WHAT YOU HAVE TO DO —
Keep the pictures out of the copy and repeat the records exactly.

-- Start of THE RECORDS --

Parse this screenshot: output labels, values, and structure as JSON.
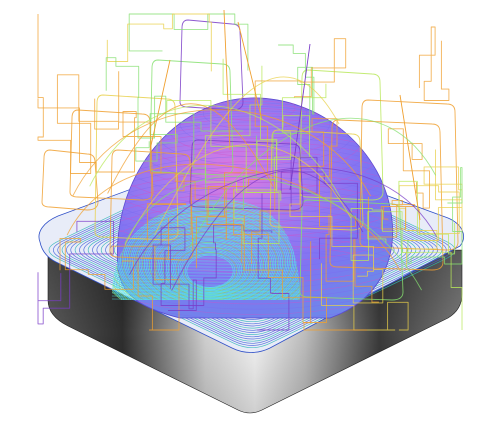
{
  "scene": {
    "background": "#ffffff",
    "subject": "toolpath-visualization",
    "colors": {
      "block_light": "#f2f2f2",
      "block_mid": "#9a9a9a",
      "block_dark": "#2a2a2a",
      "contour_blue": "#3f5fd8",
      "contour_teal": "#2fb3b8",
      "dome_violet": "#7b6cf0",
      "dome_magenta": "#d052c8",
      "finish_cyan": "#59e6e6",
      "path_orange": "#f0a030",
      "path_yellow": "#e8d04a",
      "path_green": "#86e070",
      "path_purple": "#7a3cc8",
      "path_lime": "#b8e85a"
    },
    "layers": [
      "stock-block",
      "roughing-contours",
      "dome-surface",
      "finishing-passes",
      "rapid-moves"
    ]
  }
}
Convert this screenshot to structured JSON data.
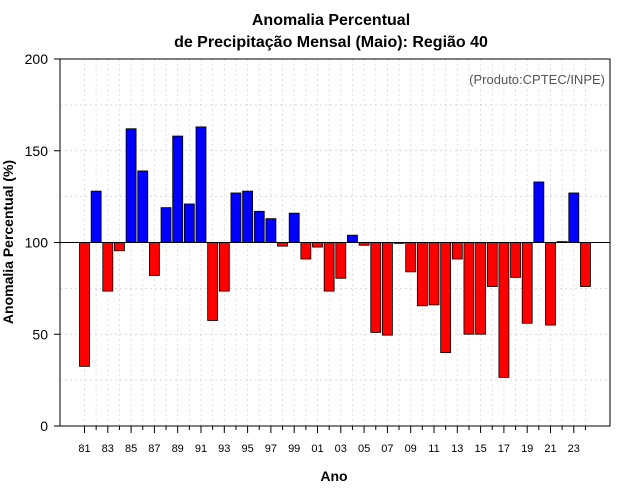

-- End of THE RECORDS --

CORRECT RESPONSE —
Parse this screenshot: output labels, values, and structure as JSON.
{
  "scene": {
    "background": "#ffffff",
    "subject": "toolpath-visualization",
    "colors": {
      "block_light": "#f2f2f2",
      "block_mid": "#9a9a9a",
      "block_dark": "#2a2a2a",
      "contour_blue": "#3f5fd8",
      "contour_teal": "#2fb3b8",
      "dome_violet": "#7b6cf0",
      "dome_magenta": "#d052c8",
      "finish_cyan": "#59e6e6",
      "path_orange": "#f0a030",
      "path_yellow": "#e8d04a",
      "path_green": "#86e070",
      "path_purple": "#7a3cc8",
      "path_lime": "#b8e85a"
    },
    "layers": [
      "stock-block",
      "roughing-contours",
      "dome-surface",
      "finishing-passes",
      "rapid-moves"
    ]
  }
}
Convert this screenshot to structured JSON data.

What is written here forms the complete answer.